Exercise instructions:
Gather all lines in the entries below that include the word "угольщик".
== Entries ==
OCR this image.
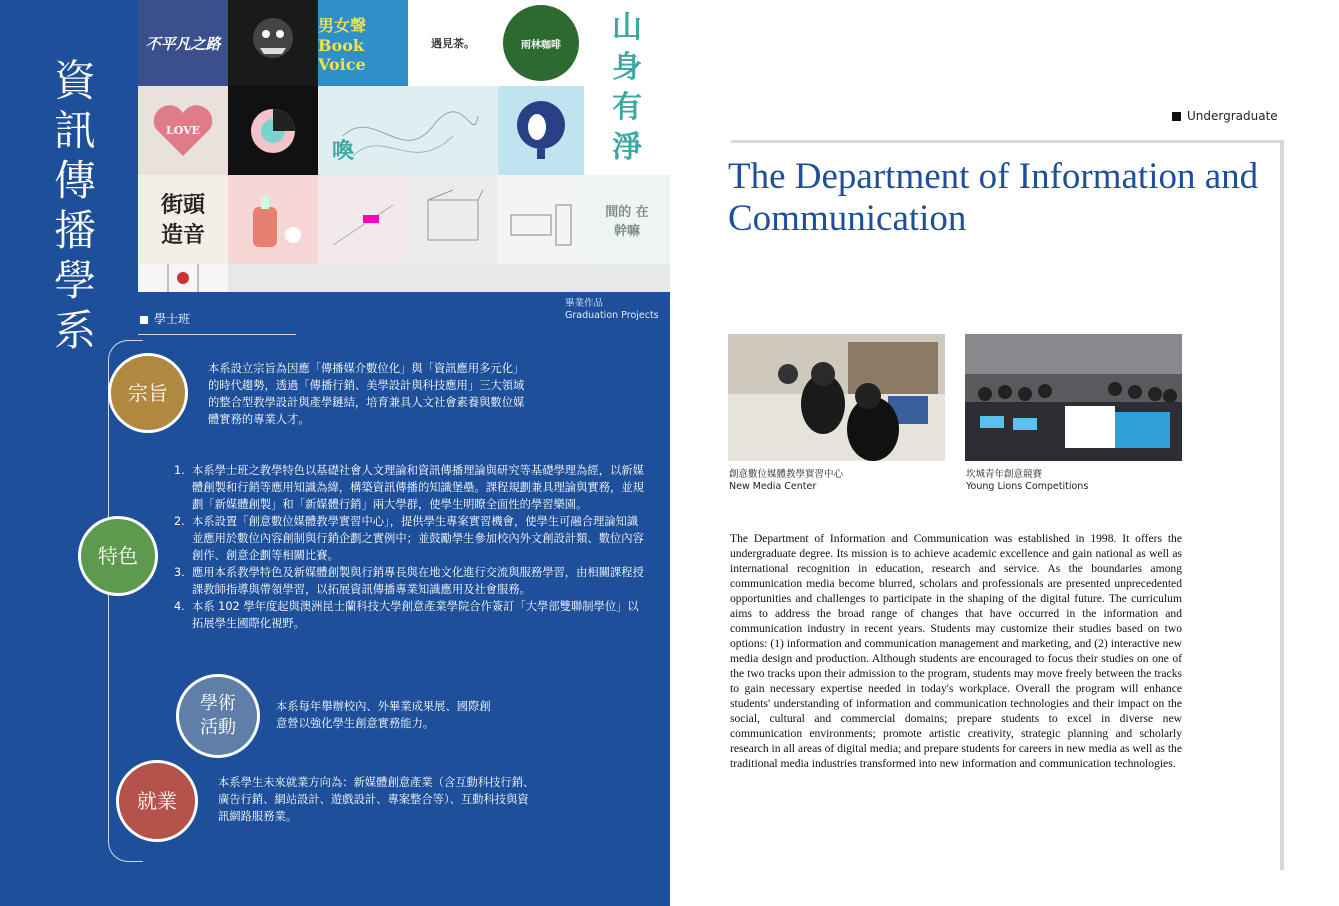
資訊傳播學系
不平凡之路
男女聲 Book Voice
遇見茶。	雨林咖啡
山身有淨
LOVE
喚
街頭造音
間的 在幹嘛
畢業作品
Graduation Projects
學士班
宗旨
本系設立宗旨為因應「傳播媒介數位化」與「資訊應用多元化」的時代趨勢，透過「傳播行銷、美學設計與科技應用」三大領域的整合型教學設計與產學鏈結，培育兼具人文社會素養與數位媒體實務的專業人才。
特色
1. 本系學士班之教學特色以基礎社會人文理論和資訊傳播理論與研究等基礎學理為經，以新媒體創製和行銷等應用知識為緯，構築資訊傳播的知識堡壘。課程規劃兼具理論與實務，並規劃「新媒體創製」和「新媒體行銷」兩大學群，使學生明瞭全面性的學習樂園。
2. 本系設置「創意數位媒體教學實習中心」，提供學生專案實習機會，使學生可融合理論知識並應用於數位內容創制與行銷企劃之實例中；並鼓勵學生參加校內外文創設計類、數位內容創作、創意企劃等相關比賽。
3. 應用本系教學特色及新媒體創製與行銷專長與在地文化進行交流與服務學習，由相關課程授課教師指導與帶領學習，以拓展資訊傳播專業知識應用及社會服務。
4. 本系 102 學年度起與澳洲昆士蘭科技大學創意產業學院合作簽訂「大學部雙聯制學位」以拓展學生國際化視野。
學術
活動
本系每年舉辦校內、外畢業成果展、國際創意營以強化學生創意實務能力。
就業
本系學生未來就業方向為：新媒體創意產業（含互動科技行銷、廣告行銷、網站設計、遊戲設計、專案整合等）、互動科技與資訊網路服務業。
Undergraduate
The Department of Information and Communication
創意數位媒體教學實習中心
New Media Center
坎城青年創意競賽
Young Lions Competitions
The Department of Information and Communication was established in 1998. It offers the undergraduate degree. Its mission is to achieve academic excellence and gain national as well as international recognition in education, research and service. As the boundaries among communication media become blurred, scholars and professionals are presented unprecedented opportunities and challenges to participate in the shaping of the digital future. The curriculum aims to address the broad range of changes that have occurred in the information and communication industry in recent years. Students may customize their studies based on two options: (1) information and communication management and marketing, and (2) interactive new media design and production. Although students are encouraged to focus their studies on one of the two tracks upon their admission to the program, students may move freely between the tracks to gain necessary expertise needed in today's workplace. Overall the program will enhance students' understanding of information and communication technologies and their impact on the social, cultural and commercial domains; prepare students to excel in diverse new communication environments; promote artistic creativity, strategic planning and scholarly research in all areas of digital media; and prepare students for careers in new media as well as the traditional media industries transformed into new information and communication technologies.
===
== Entries ==
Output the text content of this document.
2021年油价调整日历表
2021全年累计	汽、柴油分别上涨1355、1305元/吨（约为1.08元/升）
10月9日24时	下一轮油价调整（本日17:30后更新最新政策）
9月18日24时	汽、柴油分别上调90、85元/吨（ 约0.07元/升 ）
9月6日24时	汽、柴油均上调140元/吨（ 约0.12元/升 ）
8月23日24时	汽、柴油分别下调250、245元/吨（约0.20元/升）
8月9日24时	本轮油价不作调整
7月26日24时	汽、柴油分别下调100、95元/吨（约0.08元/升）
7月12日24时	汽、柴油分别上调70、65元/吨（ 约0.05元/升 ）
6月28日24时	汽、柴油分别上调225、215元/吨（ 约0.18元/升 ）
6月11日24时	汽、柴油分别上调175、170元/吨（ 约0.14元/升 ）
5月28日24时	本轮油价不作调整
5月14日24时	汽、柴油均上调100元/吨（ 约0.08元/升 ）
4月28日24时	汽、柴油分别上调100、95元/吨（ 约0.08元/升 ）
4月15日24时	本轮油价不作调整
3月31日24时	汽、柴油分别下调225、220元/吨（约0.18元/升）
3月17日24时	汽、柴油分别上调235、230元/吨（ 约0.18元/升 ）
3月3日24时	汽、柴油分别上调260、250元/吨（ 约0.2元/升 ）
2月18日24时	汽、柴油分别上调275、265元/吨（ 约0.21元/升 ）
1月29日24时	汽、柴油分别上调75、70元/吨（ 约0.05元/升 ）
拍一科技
===
== Entries ==
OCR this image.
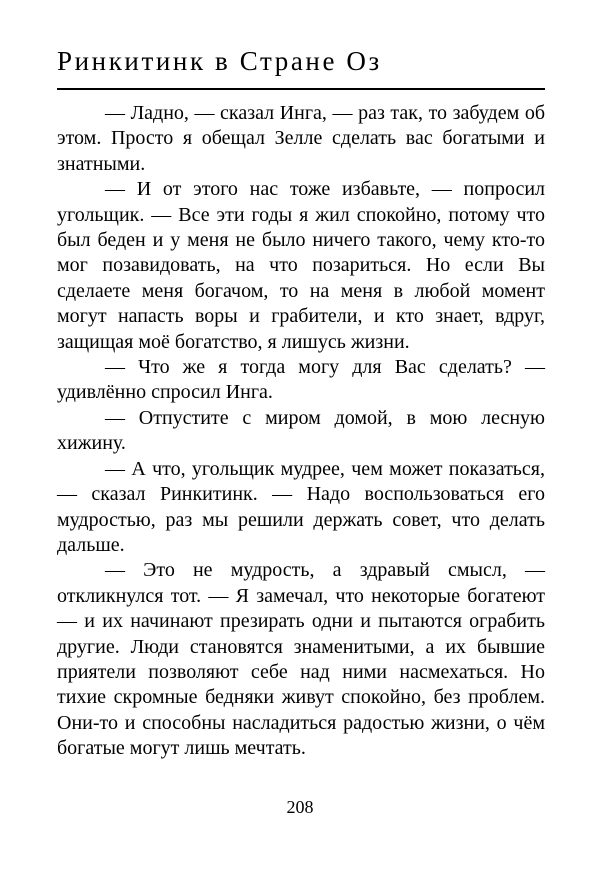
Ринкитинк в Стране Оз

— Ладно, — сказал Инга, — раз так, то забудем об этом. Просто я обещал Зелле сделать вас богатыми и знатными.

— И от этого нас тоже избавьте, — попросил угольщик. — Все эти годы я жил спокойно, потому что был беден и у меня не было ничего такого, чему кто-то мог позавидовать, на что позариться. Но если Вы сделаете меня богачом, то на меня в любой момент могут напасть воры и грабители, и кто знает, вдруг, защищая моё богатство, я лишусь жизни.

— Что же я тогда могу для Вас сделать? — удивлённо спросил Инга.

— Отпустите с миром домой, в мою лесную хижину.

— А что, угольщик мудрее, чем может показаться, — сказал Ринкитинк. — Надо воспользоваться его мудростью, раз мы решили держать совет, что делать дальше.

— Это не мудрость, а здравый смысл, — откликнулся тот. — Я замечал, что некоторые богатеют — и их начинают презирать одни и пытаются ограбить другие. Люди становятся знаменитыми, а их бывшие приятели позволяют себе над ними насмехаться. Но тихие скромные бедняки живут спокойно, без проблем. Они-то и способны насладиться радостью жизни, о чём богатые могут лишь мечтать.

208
===
Exercise response:
— И от этого нас тоже избавьте, — попросил угольщик. — Все эти годы я жил спокойно, потому что был беден и у меня не было ничего такого, чему кто-то мог позавидовать, на что позариться. Но если Вы сделаете меня богачом, то на меня в любой момент могут напасть воры и грабители, и кто знает, вдруг, защищая моё богатство, я лишусь жизни.
— А что, угольщик мудрее, чем может показаться, — сказал Ринкитинк. — Надо воспользоваться его мудростью, раз мы решили держать совет, что делать дальше.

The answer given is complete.